Dataset items:
** Begin **

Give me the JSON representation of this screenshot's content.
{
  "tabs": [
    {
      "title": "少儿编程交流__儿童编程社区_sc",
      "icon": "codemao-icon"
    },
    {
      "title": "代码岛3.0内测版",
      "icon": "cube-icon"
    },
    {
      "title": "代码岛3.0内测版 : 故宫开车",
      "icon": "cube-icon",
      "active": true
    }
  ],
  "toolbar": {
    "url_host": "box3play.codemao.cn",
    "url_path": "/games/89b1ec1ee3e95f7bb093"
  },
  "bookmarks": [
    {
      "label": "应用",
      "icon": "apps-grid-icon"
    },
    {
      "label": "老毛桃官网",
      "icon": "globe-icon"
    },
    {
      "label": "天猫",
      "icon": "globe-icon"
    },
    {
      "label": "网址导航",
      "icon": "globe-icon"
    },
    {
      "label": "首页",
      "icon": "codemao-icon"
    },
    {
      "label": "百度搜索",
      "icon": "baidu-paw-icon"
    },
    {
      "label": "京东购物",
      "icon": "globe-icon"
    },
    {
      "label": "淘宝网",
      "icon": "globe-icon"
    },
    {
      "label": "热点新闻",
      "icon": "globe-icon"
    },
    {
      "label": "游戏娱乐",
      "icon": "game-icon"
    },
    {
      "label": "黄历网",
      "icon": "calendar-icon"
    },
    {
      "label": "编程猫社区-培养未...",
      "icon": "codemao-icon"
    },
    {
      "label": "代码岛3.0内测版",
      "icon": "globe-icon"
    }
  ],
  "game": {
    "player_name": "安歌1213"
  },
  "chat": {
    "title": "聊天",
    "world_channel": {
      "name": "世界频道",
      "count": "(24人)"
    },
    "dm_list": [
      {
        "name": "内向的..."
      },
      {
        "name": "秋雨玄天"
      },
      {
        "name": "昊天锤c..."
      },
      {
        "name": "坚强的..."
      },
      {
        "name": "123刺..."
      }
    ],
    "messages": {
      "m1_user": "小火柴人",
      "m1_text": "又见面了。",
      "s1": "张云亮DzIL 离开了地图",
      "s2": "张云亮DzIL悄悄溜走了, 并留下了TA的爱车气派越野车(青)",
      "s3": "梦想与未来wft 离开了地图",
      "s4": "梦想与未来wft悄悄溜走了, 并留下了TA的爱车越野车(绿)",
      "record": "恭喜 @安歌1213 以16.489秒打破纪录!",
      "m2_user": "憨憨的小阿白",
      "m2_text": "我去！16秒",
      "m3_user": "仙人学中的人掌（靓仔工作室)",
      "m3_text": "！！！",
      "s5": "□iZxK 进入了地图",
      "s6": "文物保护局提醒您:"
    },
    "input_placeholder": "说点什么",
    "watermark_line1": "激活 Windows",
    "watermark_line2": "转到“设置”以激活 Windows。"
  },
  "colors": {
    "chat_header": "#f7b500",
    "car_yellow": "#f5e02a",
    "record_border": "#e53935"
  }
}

** End **

GIVEN TASK:
Copy out all of the lines above exactly.

THE COMPLETED TASK:
Give me the JSON representation of this screenshot's content.
{
  "tabs": [
    {
      "title": "少儿编程交流__儿童编程社区_sc",
      "icon": "codemao-icon"
    },
    {
      "title": "代码岛3.0内测版",
      "icon": "cube-icon"
    },
    {
      "title": "代码岛3.0内测版 : 故宫开车",
      "icon": "cube-icon",
      "active": true
    }
  ],
  "toolbar": {
    "url_host": "box3play.codemao.cn",
    "url_path": "/games/89b1ec1ee3e95f7bb093"
  },
  "bookmarks": [
    {
      "label": "应用",
      "icon": "apps-grid-icon"
    },
    {
      "label": "老毛桃官网",
      "icon": "globe-icon"
    },
    {
      "label": "天猫",
      "icon": "globe-icon"
    },
    {
      "label": "网址导航",
      "icon": "globe-icon"
    },
    {
      "label": "首页",
      "icon": "codemao-icon"
    },
    {
      "label": "百度搜索",
      "icon": "baidu-paw-icon"
    },
    {
      "label": "京东购物",
      "icon": "globe-icon"
    },
    {
      "label": "淘宝网",
      "icon": "globe-icon"
    },
    {
      "label": "热点新闻",
      "icon": "globe-icon"
    },
    {
      "label": "游戏娱乐",
      "icon": "game-icon"
    },
    {
      "label": "黄历网",
      "icon": "calendar-icon"
    },
    {
      "label": "编程猫社区-培养未...",
      "icon": "codemao-icon"
    },
    {
      "label": "代码岛3.0内测版",
      "icon": "globe-icon"
    }
  ],
  "game": {
    "player_name": "安歌1213"
  },
  "chat": {
    "title": "聊天",
    "world_channel": {
      "name": "世界频道",
      "count": "(24人)"
    },
    "dm_list": [
      {
        "name": "内向的..."
      },
      {
        "name": "秋雨玄天"
      },
      {
        "name": "昊天锤c..."
      },
      {
        "name": "坚强的..."
      },
      {
        "name": "123刺..."
      }
    ],
    "messages": {
      "m1_user": "小火柴人",
      "m1_text": "又见面了。",
      "s1": "张云亮DzIL 离开了地图",
      "s2": "张云亮DzIL悄悄溜走了, 并留下了TA的爱车气派越野车(青)",
      "s3": "梦想与未来wft 离开了地图",
      "s4": "梦想与未来wft悄悄溜走了, 并留下了TA的爱车越野车(绿)",
      "record": "恭喜 @安歌1213 以16.489秒打破纪录!",
      "m2_user": "憨憨的小阿白",
      "m2_text": "我去！16秒",
      "m3_user": "仙人学中的人掌（靓仔工作室)",
      "m3_text": "！！！",
      "s5": "□iZxK 进入了地图",
      "s6": "文物保护局提醒您:"
    },
    "input_placeholder": "说点什么",
    "watermark_line1": "激活 Windows",
    "watermark_line2": "转到“设置”以激活 Windows。"
  },
  "colors": {
    "chat_header": "#f7b500",
    "car_yellow": "#f5e02a",
    "record_border": "#e53935"
  }
}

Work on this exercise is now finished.